La prima lettura che è stata proclamata (Gb 19,1.23-27) esprime la fede della Chiesa nella Risurrezione di Geù e nostra, insieme con lui: ‘Io so che io mio Redentore è vivo e che, ultimo si ergerà sulla polvere! Dopo che questa mia carne sarà distrutta’vedrò Dio. Io lo vedrò, io stesso, e i miei occhi lo contempleranno non da straniero’.

 

La nostra Risurrezione con Gesù Risorto è la fede della Chiesa ed è la nostra fede. Essa illumina di speranza il nostro futuro e dà senso al nostro vivere quotidiano, che non va verso la fine di tutto, ma verso ‘l’incontro‘ con Colui che raccoglierà tutti i frammenti della nostra vita e ci renderà partecipi della sua stessa felicità.

 

La seconda lettura, tratta dalla lettera dell’Apostolo Paolo ai cristiani di Roma (Rm 5,5-11), proclama la grande verità dell’amore gratuito di Dio: ‘Dio dimostra il suo amore verso di noi perché, mentre eravamo ancora peccatori, Cristo è morto per noi‘.

 

Nessuno ha meritato l’amore con cui il Padre ci ha amati in Cristo: noi siamo amati da Dio ‘gratuitamente‘ e, proprio per la gratuità di questo amore, non condizionato dai nostri meriti, noi siamo amati ‘sempre’: anche quando gli voltiamo le spalle, Dio non smette di chiamarci e di amarci.

 

Per questo la nostra speranza non teme delusioni: perché l’amore di Duo è stato riversato nei nostri cuori per mezzo dello Spirito Santo che ci è stato dato.

 

L’amore di Dio richiede però la nostra risposta: una risposta a sua volta aiutata e sorretta dalla grazia stessa con cui siamo amati. Dio ci ama e ci dona l’amore con cui rispondere alla sua gratuità.

 

 

Il Vangelo ho proclamato le beatitudini: ‘Beati i poveri in spirito, perché di essi è il regno dei cieli. Beati gli afflitti’Beati i miti” (Mt 5,1-12).

 

Le beatitudini sono come il velario in cui vorremmo avvolgere la vita di Don Mario. ‘Beati‘ è una parola che Dio solo può pronunciare con verità. Chi è veramente beato se non colui che Dio proclama tale? Chi può essere, se non Dio stesso, la beatitudine dell’uomo fatto ad immagine di Dio, di un uomo il cui cuore è polarizzato verso Dio al punto da essere inquieto finché non riposa in Lui?

 

Ecco io penso alle Beatitudini come alla carezza di Dio sui suoi figli più cari, quelli che non hanno niente su cui appoggiarsi e di cui vantarsi se non il fatto che Dio li guarda con amore e si fa lui stesso loro garante.

 

Ricordo le volte in cui, il 14 luglio, io presiedevo agli Alberoni la festa di San Camillo. Don Mario era presso l’altare, in carrozzella, con la stola sacerdotale. Io gli andavo vicino, gli davo un bacio, gli facevo una carezza ed egli sorrideva senza dire una parola: ‘Beato‘ per la carezza di Dio.

** Dati forniti **
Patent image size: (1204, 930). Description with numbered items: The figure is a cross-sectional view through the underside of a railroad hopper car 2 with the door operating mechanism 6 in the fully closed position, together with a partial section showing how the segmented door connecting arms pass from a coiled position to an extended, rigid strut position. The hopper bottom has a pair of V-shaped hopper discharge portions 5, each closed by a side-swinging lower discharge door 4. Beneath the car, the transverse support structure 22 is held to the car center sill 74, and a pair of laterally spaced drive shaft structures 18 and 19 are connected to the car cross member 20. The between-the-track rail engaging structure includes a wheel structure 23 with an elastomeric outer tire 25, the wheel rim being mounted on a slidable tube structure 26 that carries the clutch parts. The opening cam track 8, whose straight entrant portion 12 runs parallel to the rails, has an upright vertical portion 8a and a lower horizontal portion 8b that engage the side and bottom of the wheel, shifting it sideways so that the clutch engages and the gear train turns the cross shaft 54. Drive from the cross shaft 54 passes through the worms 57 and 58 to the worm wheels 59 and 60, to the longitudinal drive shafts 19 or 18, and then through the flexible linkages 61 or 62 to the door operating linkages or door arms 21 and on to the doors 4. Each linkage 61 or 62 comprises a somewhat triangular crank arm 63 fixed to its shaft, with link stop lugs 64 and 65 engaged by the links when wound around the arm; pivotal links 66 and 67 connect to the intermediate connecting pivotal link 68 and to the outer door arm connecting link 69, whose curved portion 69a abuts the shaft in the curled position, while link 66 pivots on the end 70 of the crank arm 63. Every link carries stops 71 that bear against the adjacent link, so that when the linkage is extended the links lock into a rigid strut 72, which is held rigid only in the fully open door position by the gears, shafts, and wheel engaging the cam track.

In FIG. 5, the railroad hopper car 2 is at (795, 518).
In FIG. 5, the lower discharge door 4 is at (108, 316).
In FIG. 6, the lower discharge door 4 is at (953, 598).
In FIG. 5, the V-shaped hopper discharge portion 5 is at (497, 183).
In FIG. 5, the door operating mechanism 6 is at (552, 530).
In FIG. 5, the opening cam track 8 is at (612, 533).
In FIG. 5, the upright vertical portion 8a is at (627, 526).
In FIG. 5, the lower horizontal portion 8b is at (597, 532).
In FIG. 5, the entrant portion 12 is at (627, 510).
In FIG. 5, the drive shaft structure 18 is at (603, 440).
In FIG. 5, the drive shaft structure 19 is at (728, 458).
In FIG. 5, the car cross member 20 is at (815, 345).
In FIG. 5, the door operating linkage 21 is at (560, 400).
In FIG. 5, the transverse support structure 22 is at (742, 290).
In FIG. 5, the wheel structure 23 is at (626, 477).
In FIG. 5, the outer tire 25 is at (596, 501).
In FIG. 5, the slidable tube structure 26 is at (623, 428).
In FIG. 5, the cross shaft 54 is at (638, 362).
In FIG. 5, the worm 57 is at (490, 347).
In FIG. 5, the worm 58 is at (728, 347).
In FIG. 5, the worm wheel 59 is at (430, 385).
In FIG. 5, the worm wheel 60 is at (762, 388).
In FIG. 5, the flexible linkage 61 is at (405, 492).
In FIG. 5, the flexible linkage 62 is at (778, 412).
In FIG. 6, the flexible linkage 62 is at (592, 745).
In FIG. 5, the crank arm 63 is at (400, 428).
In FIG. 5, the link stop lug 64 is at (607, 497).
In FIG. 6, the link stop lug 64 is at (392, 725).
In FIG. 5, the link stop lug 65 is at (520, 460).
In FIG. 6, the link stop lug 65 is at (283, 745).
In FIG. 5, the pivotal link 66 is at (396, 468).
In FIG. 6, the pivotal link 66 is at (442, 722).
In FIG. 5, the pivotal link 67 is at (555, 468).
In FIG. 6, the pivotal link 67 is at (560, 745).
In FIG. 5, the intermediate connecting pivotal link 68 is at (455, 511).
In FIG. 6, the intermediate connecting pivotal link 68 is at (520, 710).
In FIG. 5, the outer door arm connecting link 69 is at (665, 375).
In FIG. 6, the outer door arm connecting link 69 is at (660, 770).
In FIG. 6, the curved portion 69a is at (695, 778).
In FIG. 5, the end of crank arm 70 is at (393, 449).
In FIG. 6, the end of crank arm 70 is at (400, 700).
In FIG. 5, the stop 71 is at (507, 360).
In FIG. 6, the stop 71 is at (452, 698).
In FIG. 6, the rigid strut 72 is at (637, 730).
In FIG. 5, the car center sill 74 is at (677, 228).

** In cosa consiste **
Puoi ricopiare alla lettera il brano del testo che va da "Il Vangelo ho" fino a "stesso loro garante." incluso? Rispondete basandovi unicamente sul testo.

** Esercizio svolto **
Il Vangelo ho proclamato le beatitudini: ‘Beati i poveri in spirito, perché di essi è il regno dei cieli. Beati gli afflitti’Beati i miti” (Mt 5,1-12).

 

Le beatitudini sono come il velario in cui vorremmo avvolgere la vita di Don Mario. ‘Beati‘ è una parola che Dio solo può pronunciare con verità. Chi è veramente beato se non colui che Dio proclama tale? Chi può essere, se non Dio stesso, la beatitudine dell’uomo fatto ad immagine di Dio, di un uomo il cui cuore è polarizzato verso Dio al punto da essere inquieto finché non riposa in Lui?

 

Ecco io penso alle Beatitudini come alla carezza di Dio sui suoi figli più cari, quelli che non hanno niente su cui appoggiarsi e di cui vantarsi se non il fatto che Dio li guarda con amore e si fa lui stesso loro garante.